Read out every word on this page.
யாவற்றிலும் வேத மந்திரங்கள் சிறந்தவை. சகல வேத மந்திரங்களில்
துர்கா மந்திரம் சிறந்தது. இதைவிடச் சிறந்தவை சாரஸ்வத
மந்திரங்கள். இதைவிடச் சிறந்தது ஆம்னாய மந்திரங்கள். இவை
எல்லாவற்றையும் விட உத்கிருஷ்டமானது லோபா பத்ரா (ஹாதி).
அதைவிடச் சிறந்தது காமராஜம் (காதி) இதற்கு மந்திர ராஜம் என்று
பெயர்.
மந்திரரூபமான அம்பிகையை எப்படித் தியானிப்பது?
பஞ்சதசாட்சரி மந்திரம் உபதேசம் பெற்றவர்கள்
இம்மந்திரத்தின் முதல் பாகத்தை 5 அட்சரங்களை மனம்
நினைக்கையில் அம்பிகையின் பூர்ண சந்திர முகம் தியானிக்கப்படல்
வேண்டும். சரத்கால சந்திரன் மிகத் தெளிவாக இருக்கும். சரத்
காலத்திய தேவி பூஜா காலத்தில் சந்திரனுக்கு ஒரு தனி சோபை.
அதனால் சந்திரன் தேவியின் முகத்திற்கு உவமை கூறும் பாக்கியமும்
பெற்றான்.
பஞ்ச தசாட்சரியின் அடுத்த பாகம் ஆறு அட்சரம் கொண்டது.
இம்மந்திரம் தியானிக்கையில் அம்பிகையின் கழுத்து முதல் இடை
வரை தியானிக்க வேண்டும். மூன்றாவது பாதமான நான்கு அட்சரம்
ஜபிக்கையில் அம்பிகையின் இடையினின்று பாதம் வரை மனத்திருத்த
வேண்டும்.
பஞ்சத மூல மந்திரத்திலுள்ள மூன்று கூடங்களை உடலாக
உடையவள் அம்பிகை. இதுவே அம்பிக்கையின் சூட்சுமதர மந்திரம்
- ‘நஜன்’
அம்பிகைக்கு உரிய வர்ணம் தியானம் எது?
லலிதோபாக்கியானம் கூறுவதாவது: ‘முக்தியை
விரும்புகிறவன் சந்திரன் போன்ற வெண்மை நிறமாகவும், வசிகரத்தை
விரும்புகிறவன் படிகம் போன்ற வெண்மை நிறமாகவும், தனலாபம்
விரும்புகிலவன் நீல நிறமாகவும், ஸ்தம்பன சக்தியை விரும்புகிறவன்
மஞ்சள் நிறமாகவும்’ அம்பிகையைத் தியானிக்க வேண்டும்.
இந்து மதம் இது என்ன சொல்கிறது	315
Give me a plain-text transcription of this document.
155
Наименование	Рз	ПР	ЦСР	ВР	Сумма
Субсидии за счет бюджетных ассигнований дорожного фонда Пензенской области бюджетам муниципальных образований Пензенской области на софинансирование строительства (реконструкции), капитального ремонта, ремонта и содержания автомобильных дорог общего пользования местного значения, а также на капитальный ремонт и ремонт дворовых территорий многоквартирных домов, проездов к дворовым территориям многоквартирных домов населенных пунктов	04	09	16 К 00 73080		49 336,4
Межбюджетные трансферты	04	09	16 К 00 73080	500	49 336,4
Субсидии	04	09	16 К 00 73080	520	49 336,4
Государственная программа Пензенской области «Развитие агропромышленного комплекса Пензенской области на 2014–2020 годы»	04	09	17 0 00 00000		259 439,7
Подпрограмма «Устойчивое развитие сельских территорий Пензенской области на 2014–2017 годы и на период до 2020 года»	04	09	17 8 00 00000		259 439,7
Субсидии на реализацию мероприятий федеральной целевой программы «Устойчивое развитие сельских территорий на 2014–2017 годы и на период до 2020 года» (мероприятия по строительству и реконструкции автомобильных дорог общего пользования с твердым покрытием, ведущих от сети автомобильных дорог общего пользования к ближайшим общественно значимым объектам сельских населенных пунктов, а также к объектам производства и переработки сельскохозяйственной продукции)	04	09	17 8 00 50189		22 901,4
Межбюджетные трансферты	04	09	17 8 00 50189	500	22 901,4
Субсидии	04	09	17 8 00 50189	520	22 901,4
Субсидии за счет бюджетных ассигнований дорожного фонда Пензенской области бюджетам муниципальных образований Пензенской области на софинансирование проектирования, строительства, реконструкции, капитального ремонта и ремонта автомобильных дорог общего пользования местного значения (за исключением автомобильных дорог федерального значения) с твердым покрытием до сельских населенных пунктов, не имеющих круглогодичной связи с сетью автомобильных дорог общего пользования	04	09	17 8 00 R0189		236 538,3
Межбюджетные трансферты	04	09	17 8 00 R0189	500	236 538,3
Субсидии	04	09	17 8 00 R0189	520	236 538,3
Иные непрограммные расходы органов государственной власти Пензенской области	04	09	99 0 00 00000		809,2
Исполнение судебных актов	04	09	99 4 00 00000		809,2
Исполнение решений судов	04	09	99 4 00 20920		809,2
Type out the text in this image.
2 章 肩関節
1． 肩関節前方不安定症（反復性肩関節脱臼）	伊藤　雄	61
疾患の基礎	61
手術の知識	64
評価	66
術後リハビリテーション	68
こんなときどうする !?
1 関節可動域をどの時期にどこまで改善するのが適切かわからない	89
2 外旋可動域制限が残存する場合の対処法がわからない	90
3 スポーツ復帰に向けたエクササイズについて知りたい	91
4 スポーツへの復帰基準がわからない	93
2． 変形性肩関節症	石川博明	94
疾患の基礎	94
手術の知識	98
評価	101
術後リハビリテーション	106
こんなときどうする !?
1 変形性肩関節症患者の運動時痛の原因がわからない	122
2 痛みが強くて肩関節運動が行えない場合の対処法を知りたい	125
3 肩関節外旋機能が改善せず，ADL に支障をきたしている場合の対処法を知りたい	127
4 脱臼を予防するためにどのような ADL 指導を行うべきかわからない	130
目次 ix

_The request_
Only lines that contain the word "трансферты" are wanted; copy each of them.

_Response below_
Межбюджетные трансферты	04	09	16 К 00 73080	500	49 336,4
Межбюджетные трансферты	04	09	17 8 00 50189	500	22 901,4
Межбюджетные трансферты	04	09	17 8 00 R0189	500	236 538,3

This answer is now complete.